-- Start of Data entries --
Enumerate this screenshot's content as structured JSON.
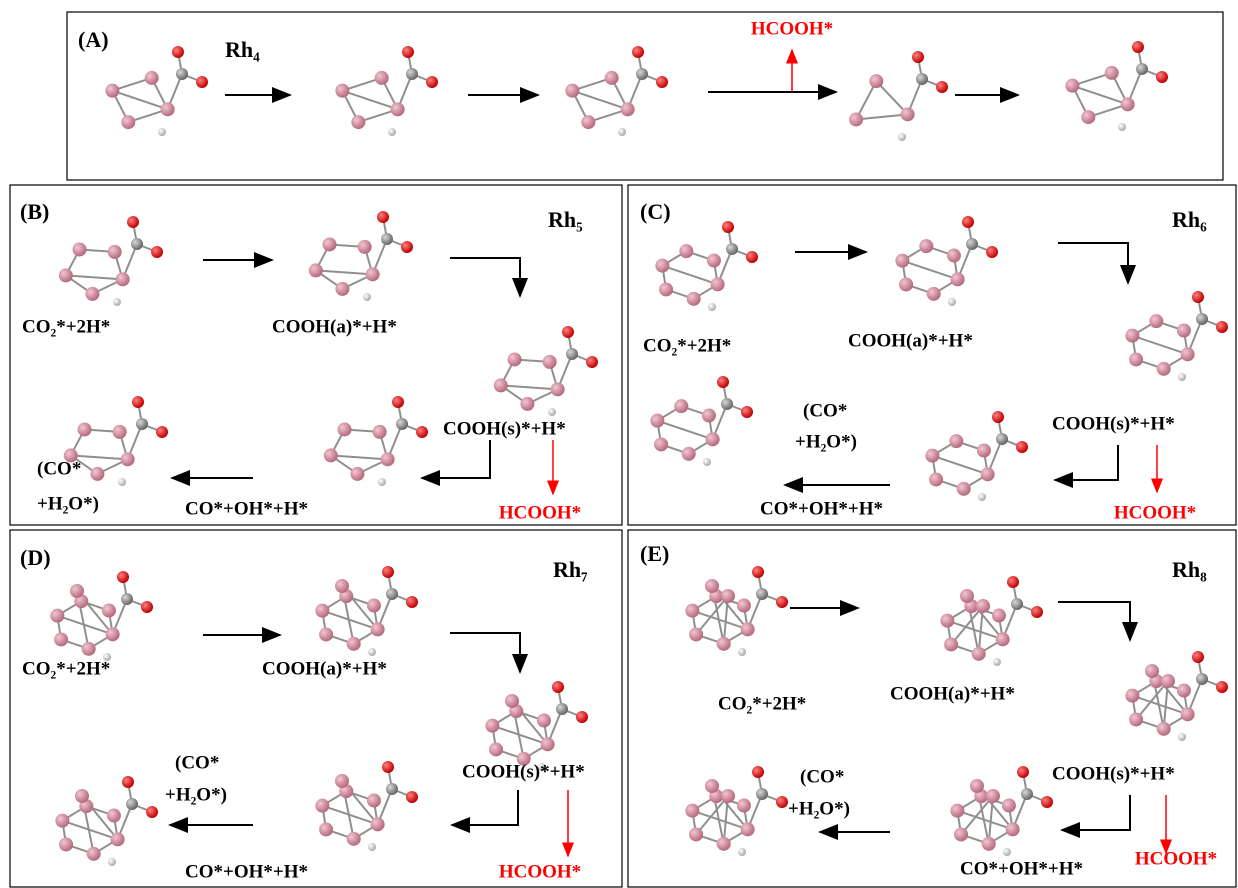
{
  "panels": [
    {
      "label": "(A)",
      "cluster": "Rh₄",
      "side_product": "HCOOH*"
    },
    {
      "label": "(B)",
      "cluster": "Rh₅",
      "states": [
        "CO₂*+2H*",
        "COOH(a)*+H*",
        "COOH(s)*+H*",
        "CO*+OH*+H*"
      ],
      "final": [
        "(CO*",
        "+H₂O*)"
      ],
      "side_product": "HCOOH*"
    },
    {
      "label": "(C)",
      "cluster": "Rh₆",
      "states": [
        "CO₂*+2H*",
        "COOH(a)*+H*",
        "COOH(s)*+H*",
        "CO*+OH*+H*"
      ],
      "final": [
        "(CO*",
        "+H₂O*)"
      ],
      "side_product": "HCOOH*"
    },
    {
      "label": "(D)",
      "cluster": "Rh₇",
      "states": [
        "CO₂*+2H*",
        "COOH(a)*+H*",
        "COOH(s)*+H*",
        "CO*+OH*+H*"
      ],
      "final": [
        "(CO*",
        "+H₂O*)"
      ],
      "side_product": "HCOOH*"
    },
    {
      "label": "(E)",
      "cluster": "Rh₈",
      "states": [
        "CO₂*+2H*",
        "COOH(a)*+H*",
        "COOH(s)*+H*",
        "CO*+OH*+H*"
      ],
      "final": [
        "(CO*",
        "+H₂O*)"
      ],
      "side_product": "HCOOH*"
    }
  ]
}
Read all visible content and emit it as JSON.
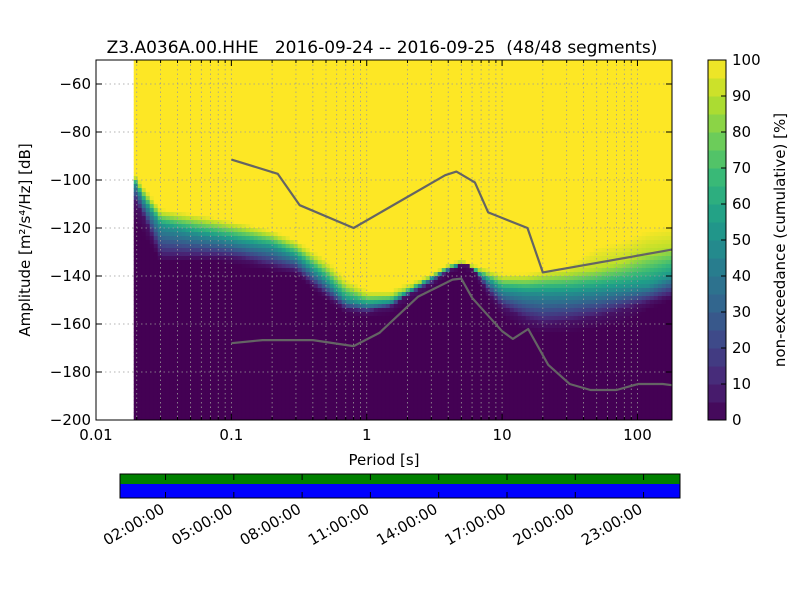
{
  "chart_data": {
    "type": "heatmap",
    "title": "Z3.A036A.00.HHE   2016-09-24 -- 2016-09-25  (48/48 segments)",
    "xlabel": "Period [s]",
    "ylabel": "Amplitude [m²/s⁴/Hz] [dB]",
    "x_scale": "log",
    "xlim": [
      0.01,
      180
    ],
    "ylim": [
      -200,
      -50
    ],
    "x_ticks": [
      {
        "value": 0.01,
        "label": "0.01"
      },
      {
        "value": 0.1,
        "label": "0.1"
      },
      {
        "value": 1,
        "label": "1"
      },
      {
        "value": 10,
        "label": "10"
      },
      {
        "value": 100,
        "label": "100"
      }
    ],
    "y_ticks": [
      -60,
      -80,
      -100,
      -120,
      -140,
      -160,
      -180,
      -200
    ],
    "y_tick_labels": [
      "−60",
      "−80",
      "−100",
      "−120",
      "−140",
      "−160",
      "−180",
      "−200"
    ],
    "grid": true,
    "data_period_start": 0.019,
    "colorbar": {
      "label": "non-exceedance (cumulative) [%]",
      "range": [
        0,
        100
      ],
      "ticks": [
        "0",
        "10",
        "20",
        "30",
        "40",
        "50",
        "60",
        "70",
        "80",
        "90",
        "100"
      ],
      "colormap": "viridis"
    },
    "heatmap_bands": {
      "description_percentiles": "non-exceedance values per period bin",
      "period": [
        0.019,
        0.022,
        0.03,
        0.05,
        0.08,
        0.12,
        0.2,
        0.3,
        0.5,
        0.7,
        1.0,
        1.5,
        2.0,
        3.0,
        4.0,
        5.0,
        6.0,
        8.0,
        10,
        15,
        20,
        30,
        50,
        80,
        120,
        180
      ],
      "p0": [
        -118,
        -122,
        -134,
        -134,
        -134,
        -136,
        -138,
        -140,
        -150,
        -156,
        -157,
        -156,
        -152,
        -146,
        -140,
        -137,
        -139,
        -150,
        -157,
        -163,
        -164,
        -164,
        -162,
        -160,
        -154,
        -150
      ],
      "p5": [
        -108,
        -114,
        -132,
        -132,
        -132,
        -133,
        -136,
        -138,
        -148,
        -154,
        -155,
        -153,
        -148,
        -143,
        -138,
        -135,
        -136,
        -147,
        -153,
        -158,
        -160,
        -159,
        -157,
        -154,
        -151,
        -148
      ],
      "p50": [
        -100,
        -108,
        -119,
        -122,
        -124,
        -126,
        -128,
        -132,
        -142,
        -150,
        -152,
        -151,
        -147,
        -141,
        -137,
        -135,
        -137,
        -142,
        -146,
        -147,
        -147,
        -147,
        -146,
        -145,
        -144,
        -140
      ],
      "p90": [
        -98,
        -104,
        -114,
        -116,
        -118,
        -120,
        -123,
        -127,
        -136,
        -144,
        -148,
        -148,
        -145,
        -140,
        -136,
        -134,
        -136,
        -139,
        -141,
        -141,
        -140,
        -139,
        -137,
        -134,
        -130,
        -128
      ],
      "p100": [
        -96,
        -102,
        -112,
        -114,
        -116,
        -118,
        -121,
        -125,
        -133,
        -141,
        -146,
        -146,
        -143,
        -139,
        -135,
        -133,
        -135,
        -137,
        -139,
        -139,
        -138,
        -136,
        -128,
        -125,
        -121,
        -119
      ]
    },
    "series": [
      {
        "model": "high",
        "x": [
          0.1,
          0.22,
          0.32,
          0.8,
          3.8,
          4.6,
          6.3,
          7.9,
          15.4,
          20,
          180
        ],
        "y": [
          -91.5,
          -97.4,
          -110.5,
          -120.0,
          -98.0,
          -96.5,
          -101.0,
          -113.5,
          -120.0,
          -138.5,
          -129.0
        ]
      },
      {
        "model": "low",
        "x": [
          0.1,
          0.17,
          0.4,
          0.8,
          1.24,
          2.4,
          4.3,
          5.0,
          6.0,
          10,
          12,
          15.6,
          21.9,
          31.6,
          45,
          70,
          101,
          154,
          180
        ],
        "y": [
          -168.0,
          -166.7,
          -166.7,
          -169.2,
          -163.7,
          -148.6,
          -141.5,
          -141.1,
          -149.1,
          -163.0,
          -166.2,
          -162.1,
          -177.0,
          -185.0,
          -187.5,
          -187.5,
          -185.0,
          -185.0,
          -185.5
        ]
      }
    ],
    "timeline": {
      "tick_labels": [
        "02:00:00",
        "05:00:00",
        "08:00:00",
        "11:00:00",
        "14:00:00",
        "17:00:00",
        "20:00:00",
        "23:00:00"
      ],
      "tick_hours": [
        2,
        5,
        8,
        11,
        14,
        17,
        20,
        23
      ],
      "range_hours": [
        0,
        24.6
      ],
      "data_coverage_color": "#008000",
      "used_segments_color": "#0000ff"
    }
  }
}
-- End of Data entries --
Task objective — Will you restate every entry word for word and omit the images?

Full output —
Enumerate this screenshot's content as structured JSON.
{
  "panels": [
    {
      "label": "(A)",
      "cluster": "Rh₄",
      "side_product": "HCOOH*"
    },
    {
      "label": "(B)",
      "cluster": "Rh₅",
      "states": [
        "CO₂*+2H*",
        "COOH(a)*+H*",
        "COOH(s)*+H*",
        "CO*+OH*+H*"
      ],
      "final": [
        "(CO*",
        "+H₂O*)"
      ],
      "side_product": "HCOOH*"
    },
    {
      "label": "(C)",
      "cluster": "Rh₆",
      "states": [
        "CO₂*+2H*",
        "COOH(a)*+H*",
        "COOH(s)*+H*",
        "CO*+OH*+H*"
      ],
      "final": [
        "(CO*",
        "+H₂O*)"
      ],
      "side_product": "HCOOH*"
    },
    {
      "label": "(D)",
      "cluster": "Rh₇",
      "states": [
        "CO₂*+2H*",
        "COOH(a)*+H*",
        "COOH(s)*+H*",
        "CO*+OH*+H*"
      ],
      "final": [
        "(CO*",
        "+H₂O*)"
      ],
      "side_product": "HCOOH*"
    },
    {
      "label": "(E)",
      "cluster": "Rh₈",
      "states": [
        "CO₂*+2H*",
        "COOH(a)*+H*",
        "COOH(s)*+H*",
        "CO*+OH*+H*"
      ],
      "final": [
        "(CO*",
        "+H₂O*)"
      ],
      "side_product": "HCOOH*"
    }
  ]
}
Read all visible content and emit it as JSON.
{
  "chart_data": {
    "type": "heatmap",
    "title": "Z3.A036A.00.HHE   2016-09-24 -- 2016-09-25  (48/48 segments)",
    "xlabel": "Period [s]",
    "ylabel": "Amplitude [m²/s⁴/Hz] [dB]",
    "x_scale": "log",
    "xlim": [
      0.01,
      180
    ],
    "ylim": [
      -200,
      -50
    ],
    "x_ticks": [
      {
        "value": 0.01,
        "label": "0.01"
      },
      {
        "value": 0.1,
        "label": "0.1"
      },
      {
        "value": 1,
        "label": "1"
      },
      {
        "value": 10,
        "label": "10"
      },
      {
        "value": 100,
        "label": "100"
      }
    ],
    "y_ticks": [
      -60,
      -80,
      -100,
      -120,
      -140,
      -160,
      -180,
      -200
    ],
    "y_tick_labels": [
      "−60",
      "−80",
      "−100",
      "−120",
      "−140",
      "−160",
      "−180",
      "−200"
    ],
    "grid": true,
    "data_period_start": 0.019,
    "colorbar": {
      "label": "non-exceedance (cumulative) [%]",
      "range": [
        0,
        100
      ],
      "ticks": [
        "0",
        "10",
        "20",
        "30",
        "40",
        "50",
        "60",
        "70",
        "80",
        "90",
        "100"
      ],
      "colormap": "viridis"
    },
    "heatmap_bands": {
      "description_percentiles": "non-exceedance values per period bin",
      "period": [
        0.019,
        0.022,
        0.03,
        0.05,
        0.08,
        0.12,
        0.2,
        0.3,
        0.5,
        0.7,
        1.0,
        1.5,
        2.0,
        3.0,
        4.0,
        5.0,
        6.0,
        8.0,
        10,
        15,
        20,
        30,
        50,
        80,
        120,
        180
      ],
      "p0": [
        -118,
        -122,
        -134,
        -134,
        -134,
        -136,
        -138,
        -140,
        -150,
        -156,
        -157,
        -156,
        -152,
        -146,
        -140,
        -137,
        -139,
        -150,
        -157,
        -163,
        -164,
        -164,
        -162,
        -160,
        -154,
        -150
      ],
      "p5": [
        -108,
        -114,
        -132,
        -132,
        -132,
        -133,
        -136,
        -138,
        -148,
        -154,
        -155,
        -153,
        -148,
        -143,
        -138,
        -135,
        -136,
        -147,
        -153,
        -158,
        -160,
        -159,
        -157,
        -154,
        -151,
        -148
      ],
      "p50": [
        -100,
        -108,
        -119,
        -122,
        -124,
        -126,
        -128,
        -132,
        -142,
        -150,
        -152,
        -151,
        -147,
        -141,
        -137,
        -135,
        -137,
        -142,
        -146,
        -147,
        -147,
        -147,
        -146,
        -145,
        -144,
        -140
      ],
      "p90": [
        -98,
        -104,
        -114,
        -116,
        -118,
        -120,
        -123,
        -127,
        -136,
        -144,
        -148,
        -148,
        -145,
        -140,
        -136,
        -134,
        -136,
        -139,
        -141,
        -141,
        -140,
        -139,
        -137,
        -134,
        -130,
        -128
      ],
      "p100": [
        -96,
        -102,
        -112,
        -114,
        -116,
        -118,
        -121,
        -125,
        -133,
        -141,
        -146,
        -146,
        -143,
        -139,
        -135,
        -133,
        -135,
        -137,
        -139,
        -139,
        -138,
        -136,
        -128,
        -125,
        -121,
        -119
      ]
    },
    "series": [
      {
        "model": "high",
        "x": [
          0.1,
          0.22,
          0.32,
          0.8,
          3.8,
          4.6,
          6.3,
          7.9,
          15.4,
          20,
          180
        ],
        "y": [
          -91.5,
          -97.4,
          -110.5,
          -120.0,
          -98.0,
          -96.5,
          -101.0,
          -113.5,
          -120.0,
          -138.5,
          -129.0
        ]
      },
      {
        "model": "low",
        "x": [
          0.1,
          0.17,
          0.4,
          0.8,
          1.24,
          2.4,
          4.3,
          5.0,
          6.0,
          10,
          12,
          15.6,
          21.9,
          31.6,
          45,
          70,
          101,
          154,
          180
        ],
        "y": [
          -168.0,
          -166.7,
          -166.7,
          -169.2,
          -163.7,
          -148.6,
          -141.5,
          -141.1,
          -149.1,
          -163.0,
          -166.2,
          -162.1,
          -177.0,
          -185.0,
          -187.5,
          -187.5,
          -185.0,
          -185.0,
          -185.5
        ]
      }
    ],
    "timeline": {
      "tick_labels": [
        "02:00:00",
        "05:00:00",
        "08:00:00",
        "11:00:00",
        "14:00:00",
        "17:00:00",
        "20:00:00",
        "23:00:00"
      ],
      "tick_hours": [
        2,
        5,
        8,
        11,
        14,
        17,
        20,
        23
      ],
      "range_hours": [
        0,
        24.6
      ],
      "data_coverage_color": "#008000",
      "used_segments_color": "#0000ff"
    }
  }
}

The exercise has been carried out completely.